Report all lines from the entries below in which "Скоріше" appears.

### [EXTRACTED RECORDS]
========================================
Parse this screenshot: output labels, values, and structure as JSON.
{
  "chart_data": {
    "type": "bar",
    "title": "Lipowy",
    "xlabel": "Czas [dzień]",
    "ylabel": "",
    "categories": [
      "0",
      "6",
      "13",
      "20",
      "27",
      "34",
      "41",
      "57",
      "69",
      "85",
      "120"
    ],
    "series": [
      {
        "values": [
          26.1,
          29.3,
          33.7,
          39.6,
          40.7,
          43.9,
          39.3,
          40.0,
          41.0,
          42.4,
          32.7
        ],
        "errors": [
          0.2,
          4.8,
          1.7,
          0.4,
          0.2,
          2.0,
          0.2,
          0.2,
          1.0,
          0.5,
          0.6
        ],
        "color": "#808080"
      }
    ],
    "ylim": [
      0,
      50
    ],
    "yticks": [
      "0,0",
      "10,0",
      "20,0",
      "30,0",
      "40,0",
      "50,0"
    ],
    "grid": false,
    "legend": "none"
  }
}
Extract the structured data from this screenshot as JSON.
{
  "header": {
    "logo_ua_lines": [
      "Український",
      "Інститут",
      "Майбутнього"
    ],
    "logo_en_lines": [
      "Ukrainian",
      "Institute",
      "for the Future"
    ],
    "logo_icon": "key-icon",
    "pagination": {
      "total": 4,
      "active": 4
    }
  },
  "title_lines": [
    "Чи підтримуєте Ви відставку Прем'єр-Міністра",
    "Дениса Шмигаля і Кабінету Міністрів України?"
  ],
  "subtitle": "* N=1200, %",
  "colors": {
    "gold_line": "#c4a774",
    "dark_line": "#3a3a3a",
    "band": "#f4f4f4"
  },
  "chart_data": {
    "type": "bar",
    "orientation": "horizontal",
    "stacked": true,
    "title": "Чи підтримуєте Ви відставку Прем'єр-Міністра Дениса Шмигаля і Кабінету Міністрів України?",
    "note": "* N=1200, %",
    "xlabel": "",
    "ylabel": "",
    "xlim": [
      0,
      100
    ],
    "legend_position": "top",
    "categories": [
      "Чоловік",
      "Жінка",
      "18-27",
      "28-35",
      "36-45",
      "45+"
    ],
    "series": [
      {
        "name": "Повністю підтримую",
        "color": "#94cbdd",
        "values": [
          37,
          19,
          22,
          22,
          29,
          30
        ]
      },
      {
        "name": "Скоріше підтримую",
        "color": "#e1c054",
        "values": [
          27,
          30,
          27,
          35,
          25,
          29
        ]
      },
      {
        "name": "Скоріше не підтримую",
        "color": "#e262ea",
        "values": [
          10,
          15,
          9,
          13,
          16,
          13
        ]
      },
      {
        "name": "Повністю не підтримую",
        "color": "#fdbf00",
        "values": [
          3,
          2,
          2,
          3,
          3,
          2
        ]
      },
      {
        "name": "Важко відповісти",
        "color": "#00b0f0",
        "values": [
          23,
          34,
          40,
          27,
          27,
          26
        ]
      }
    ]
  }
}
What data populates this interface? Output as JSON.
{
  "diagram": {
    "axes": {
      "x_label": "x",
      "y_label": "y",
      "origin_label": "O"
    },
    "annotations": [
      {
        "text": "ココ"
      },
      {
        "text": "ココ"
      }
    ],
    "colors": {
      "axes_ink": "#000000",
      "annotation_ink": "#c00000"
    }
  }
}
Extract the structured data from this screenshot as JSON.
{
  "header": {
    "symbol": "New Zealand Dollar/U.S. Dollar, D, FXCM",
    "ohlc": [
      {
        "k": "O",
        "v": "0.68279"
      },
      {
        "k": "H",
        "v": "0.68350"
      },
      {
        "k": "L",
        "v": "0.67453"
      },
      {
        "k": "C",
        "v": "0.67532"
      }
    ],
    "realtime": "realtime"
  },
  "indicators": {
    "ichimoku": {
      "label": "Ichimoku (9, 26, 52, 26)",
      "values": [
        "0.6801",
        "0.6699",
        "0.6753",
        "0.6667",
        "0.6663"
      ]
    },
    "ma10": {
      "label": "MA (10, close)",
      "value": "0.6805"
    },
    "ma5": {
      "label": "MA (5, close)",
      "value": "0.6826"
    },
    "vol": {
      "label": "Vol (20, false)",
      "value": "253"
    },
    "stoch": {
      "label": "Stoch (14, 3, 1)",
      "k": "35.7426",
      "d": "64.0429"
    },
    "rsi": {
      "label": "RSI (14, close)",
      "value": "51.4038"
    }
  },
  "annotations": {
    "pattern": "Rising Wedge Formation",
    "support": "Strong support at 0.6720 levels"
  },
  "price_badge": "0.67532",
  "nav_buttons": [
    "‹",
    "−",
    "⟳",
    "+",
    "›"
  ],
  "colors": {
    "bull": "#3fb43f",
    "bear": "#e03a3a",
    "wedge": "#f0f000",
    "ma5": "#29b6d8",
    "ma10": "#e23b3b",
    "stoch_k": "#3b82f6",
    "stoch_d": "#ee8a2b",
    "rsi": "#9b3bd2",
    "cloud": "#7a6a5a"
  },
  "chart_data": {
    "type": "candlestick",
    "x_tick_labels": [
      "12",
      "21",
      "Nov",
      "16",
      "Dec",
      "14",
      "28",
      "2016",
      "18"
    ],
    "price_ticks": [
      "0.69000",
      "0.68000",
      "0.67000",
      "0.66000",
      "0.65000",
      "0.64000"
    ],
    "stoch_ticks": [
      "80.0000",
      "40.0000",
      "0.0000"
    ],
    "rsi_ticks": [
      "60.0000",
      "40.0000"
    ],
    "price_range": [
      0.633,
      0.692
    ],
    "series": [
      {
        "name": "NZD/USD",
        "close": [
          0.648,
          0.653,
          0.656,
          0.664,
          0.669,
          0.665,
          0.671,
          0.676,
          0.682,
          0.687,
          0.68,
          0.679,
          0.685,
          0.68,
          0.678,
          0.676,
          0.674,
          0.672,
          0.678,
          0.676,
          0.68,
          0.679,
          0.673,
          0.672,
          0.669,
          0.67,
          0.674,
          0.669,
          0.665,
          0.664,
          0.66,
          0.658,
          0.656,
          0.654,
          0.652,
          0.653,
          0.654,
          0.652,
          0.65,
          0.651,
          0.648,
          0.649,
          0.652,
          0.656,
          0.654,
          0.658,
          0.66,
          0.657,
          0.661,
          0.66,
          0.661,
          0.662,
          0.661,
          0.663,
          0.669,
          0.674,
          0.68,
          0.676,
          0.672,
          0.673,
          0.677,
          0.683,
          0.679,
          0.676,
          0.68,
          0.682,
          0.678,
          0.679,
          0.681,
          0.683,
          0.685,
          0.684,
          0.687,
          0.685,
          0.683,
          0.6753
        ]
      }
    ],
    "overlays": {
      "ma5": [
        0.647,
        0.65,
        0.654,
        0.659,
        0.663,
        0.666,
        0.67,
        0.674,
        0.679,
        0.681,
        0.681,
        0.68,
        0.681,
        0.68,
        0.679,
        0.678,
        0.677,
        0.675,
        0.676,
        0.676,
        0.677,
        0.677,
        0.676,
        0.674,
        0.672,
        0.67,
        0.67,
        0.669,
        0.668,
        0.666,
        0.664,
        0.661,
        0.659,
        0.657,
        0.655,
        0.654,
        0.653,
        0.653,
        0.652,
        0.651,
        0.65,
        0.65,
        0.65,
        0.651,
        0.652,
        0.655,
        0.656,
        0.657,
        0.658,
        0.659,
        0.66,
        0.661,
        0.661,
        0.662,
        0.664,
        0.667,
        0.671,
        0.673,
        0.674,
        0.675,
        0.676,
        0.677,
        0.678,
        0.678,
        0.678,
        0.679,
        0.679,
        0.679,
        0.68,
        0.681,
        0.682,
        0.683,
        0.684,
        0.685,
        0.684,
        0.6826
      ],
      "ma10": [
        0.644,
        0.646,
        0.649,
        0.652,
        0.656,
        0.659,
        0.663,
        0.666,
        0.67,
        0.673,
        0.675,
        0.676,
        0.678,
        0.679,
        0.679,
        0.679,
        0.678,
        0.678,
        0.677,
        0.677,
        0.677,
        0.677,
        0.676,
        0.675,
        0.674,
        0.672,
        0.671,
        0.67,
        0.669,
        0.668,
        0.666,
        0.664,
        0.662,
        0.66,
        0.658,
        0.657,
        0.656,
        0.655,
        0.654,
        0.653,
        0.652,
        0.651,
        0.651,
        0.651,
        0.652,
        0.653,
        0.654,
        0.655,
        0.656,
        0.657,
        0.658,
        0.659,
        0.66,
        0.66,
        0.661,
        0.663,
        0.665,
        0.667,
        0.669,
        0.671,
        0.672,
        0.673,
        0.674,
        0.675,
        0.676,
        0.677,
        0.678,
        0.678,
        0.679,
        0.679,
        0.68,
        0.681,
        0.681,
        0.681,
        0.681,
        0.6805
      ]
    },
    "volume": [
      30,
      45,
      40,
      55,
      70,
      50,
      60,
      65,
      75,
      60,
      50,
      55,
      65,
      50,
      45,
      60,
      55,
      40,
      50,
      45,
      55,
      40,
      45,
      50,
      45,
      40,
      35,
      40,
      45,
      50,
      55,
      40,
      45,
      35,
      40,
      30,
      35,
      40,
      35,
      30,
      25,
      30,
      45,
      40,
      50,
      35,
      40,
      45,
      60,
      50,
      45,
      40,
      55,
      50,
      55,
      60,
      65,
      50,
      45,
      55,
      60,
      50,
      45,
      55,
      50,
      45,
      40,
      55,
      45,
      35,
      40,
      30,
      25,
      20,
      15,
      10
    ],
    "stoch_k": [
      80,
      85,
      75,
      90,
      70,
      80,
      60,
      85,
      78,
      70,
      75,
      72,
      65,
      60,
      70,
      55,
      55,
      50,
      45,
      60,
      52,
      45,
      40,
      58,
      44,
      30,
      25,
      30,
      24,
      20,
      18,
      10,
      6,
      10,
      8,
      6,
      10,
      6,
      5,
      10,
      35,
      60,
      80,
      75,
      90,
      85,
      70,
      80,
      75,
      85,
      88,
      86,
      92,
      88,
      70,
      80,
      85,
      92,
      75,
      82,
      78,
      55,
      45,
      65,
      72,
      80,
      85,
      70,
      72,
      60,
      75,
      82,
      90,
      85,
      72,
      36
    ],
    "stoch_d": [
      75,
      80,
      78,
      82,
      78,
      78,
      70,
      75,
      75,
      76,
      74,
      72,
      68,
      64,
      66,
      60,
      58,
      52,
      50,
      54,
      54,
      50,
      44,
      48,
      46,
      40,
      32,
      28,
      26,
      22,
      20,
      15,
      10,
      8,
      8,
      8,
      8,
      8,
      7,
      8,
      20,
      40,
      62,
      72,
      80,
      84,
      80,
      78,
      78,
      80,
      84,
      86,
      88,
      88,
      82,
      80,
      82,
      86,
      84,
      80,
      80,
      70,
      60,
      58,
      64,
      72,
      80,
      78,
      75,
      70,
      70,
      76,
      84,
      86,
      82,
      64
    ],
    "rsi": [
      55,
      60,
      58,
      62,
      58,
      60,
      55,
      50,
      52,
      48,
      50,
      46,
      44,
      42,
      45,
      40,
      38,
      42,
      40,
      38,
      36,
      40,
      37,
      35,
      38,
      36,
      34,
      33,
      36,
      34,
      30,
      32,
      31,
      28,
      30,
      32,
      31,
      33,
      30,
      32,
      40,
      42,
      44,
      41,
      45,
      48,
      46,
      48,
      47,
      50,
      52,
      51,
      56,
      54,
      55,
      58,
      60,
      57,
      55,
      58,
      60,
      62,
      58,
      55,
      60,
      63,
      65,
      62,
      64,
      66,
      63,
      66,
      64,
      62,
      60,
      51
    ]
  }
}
========================================
### [RESPONSE TO THIS TASK]
        "name": "Скоріше підтримую",
        "name": "Скоріше не підтримую",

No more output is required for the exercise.